- _PROBLEM STATEMENT_:
Drop every picture, then transcribe the remaining data exactly.

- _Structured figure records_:
########################################
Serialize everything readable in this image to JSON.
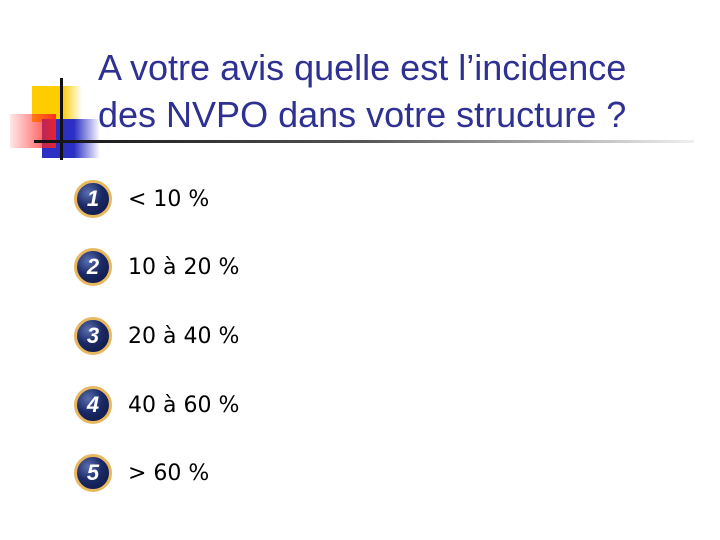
{
  "slide": {
    "title_line1": "A votre avis quelle est l’incidence",
    "title_line2": "des NVPO dans votre structure ?",
    "accent_color": "#2e3192",
    "options": [
      {
        "number": "1",
        "label": "< 10 %"
      },
      {
        "number": "2",
        "label": "10 à 20 %"
      },
      {
        "number": "3",
        "label": "20 à 40 %"
      },
      {
        "number": "4",
        "label": "40 à 60 %"
      },
      {
        "number": "5",
        "label": "> 60 %"
      }
    ]
  }
}
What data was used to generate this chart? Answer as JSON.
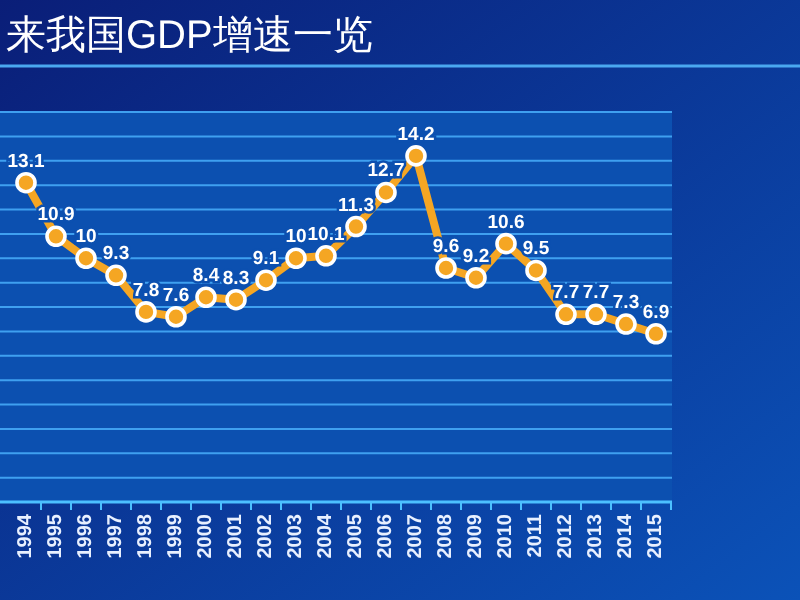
{
  "chart_data": {
    "type": "line",
    "title": "来我国GDP增速一览",
    "categories": [
      "1994",
      "1995",
      "1996",
      "1997",
      "1998",
      "1999",
      "2000",
      "2001",
      "2002",
      "2003",
      "2004",
      "2005",
      "2006",
      "2007",
      "2008",
      "2009",
      "2010",
      "2011",
      "2012",
      "2013",
      "2014",
      "2015"
    ],
    "series": [
      {
        "color": "#f5a623",
        "values": [
          13.1,
          10.9,
          10,
          9.3,
          7.8,
          7.6,
          8.4,
          8.3,
          9.1,
          10,
          10.1,
          11.3,
          12.7,
          14.2,
          9.6,
          9.2,
          10.6,
          9.5,
          7.7,
          7.7,
          7.3,
          6.9
        ]
      }
    ],
    "ylim": [
      0,
      16
    ],
    "yticks": [
      {
        "value": 0,
        "label": null
      },
      {
        "value": 1,
        "label": null
      },
      {
        "value": 2,
        "label": null
      },
      {
        "value": 3,
        "label": null
      },
      {
        "value": 4,
        "label": null
      },
      {
        "value": 5,
        "label": null
      },
      {
        "value": 6,
        "label": null
      },
      {
        "value": 7,
        "label": null
      },
      {
        "value": 8,
        "label": null
      },
      {
        "value": 9,
        "label": null
      },
      {
        "value": 10,
        "label": null
      },
      {
        "value": 11,
        "label": null
      },
      {
        "value": 12,
        "label": null
      },
      {
        "value": 13,
        "label": null
      },
      {
        "value": 14,
        "label": null
      },
      {
        "value": 15,
        "label": null
      },
      {
        "value": 16,
        "label": null
      }
    ],
    "grid": "y",
    "tick_labels": "x",
    "data_labels": true,
    "marker": "circle",
    "line_style": "solid"
  }
}
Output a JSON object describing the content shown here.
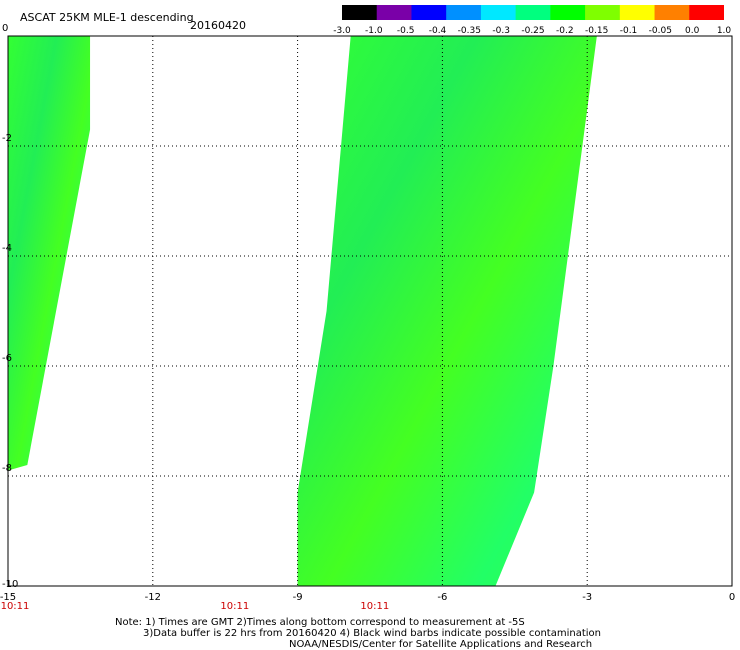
########################################
- _WRITTEN RESPONSE_:
Serialize everything readable in this image to JSON.
{
  "slide": {
    "title_line1": "A votre avis quelle est l’incidence",
    "title_line2": "des NVPO dans votre structure ?",
    "accent_color": "#2e3192",
    "options": [
      {
        "number": "1",
        "label": "< 10 %"
      },
      {
        "number": "2",
        "label": "10 à 20 %"
      },
      {
        "number": "3",
        "label": "20 à 40 %"
      },
      {
        "number": "4",
        "label": "40 à 60 %"
      },
      {
        "number": "5",
        "label": "> 60 %"
      }
    ]
  }
}
What data was used to generate this chart? Answer as JSON.
{
  "chart_data": {
    "type": "line",
    "title": "来我国GDP增速一览",
    "categories": [
      "1994",
      "1995",
      "1996",
      "1997",
      "1998",
      "1999",
      "2000",
      "2001",
      "2002",
      "2003",
      "2004",
      "2005",
      "2006",
      "2007",
      "2008",
      "2009",
      "2010",
      "2011",
      "2012",
      "2013",
      "2014",
      "2015"
    ],
    "series": [
      {
        "color": "#f5a623",
        "values": [
          13.1,
          10.9,
          10,
          9.3,
          7.8,
          7.6,
          8.4,
          8.3,
          9.1,
          10,
          10.1,
          11.3,
          12.7,
          14.2,
          9.6,
          9.2,
          10.6,
          9.5,
          7.7,
          7.7,
          7.3,
          6.9
        ]
      }
    ],
    "ylim": [
      0,
      16
    ],
    "yticks": [
      {
        "value": 0,
        "label": null
      },
      {
        "value": 1,
        "label": null
      },
      {
        "value": 2,
        "label": null
      },
      {
        "value": 3,
        "label": null
      },
      {
        "value": 4,
        "label": null
      },
      {
        "value": 5,
        "label": null
      },
      {
        "value": 6,
        "label": null
      },
      {
        "value": 7,
        "label": null
      },
      {
        "value": 8,
        "label": null
      },
      {
        "value": 9,
        "label": null
      },
      {
        "value": 10,
        "label": null
      },
      {
        "value": 11,
        "label": null
      },
      {
        "value": 12,
        "label": null
      },
      {
        "value": 13,
        "label": null
      },
      {
        "value": 14,
        "label": null
      },
      {
        "value": 15,
        "label": null
      },
      {
        "value": 16,
        "label": null
      }
    ],
    "grid": "y",
    "tick_labels": "x",
    "data_labels": true,
    "marker": "circle",
    "line_style": "solid"
  }
}
Output a JSON object describing the content shown here.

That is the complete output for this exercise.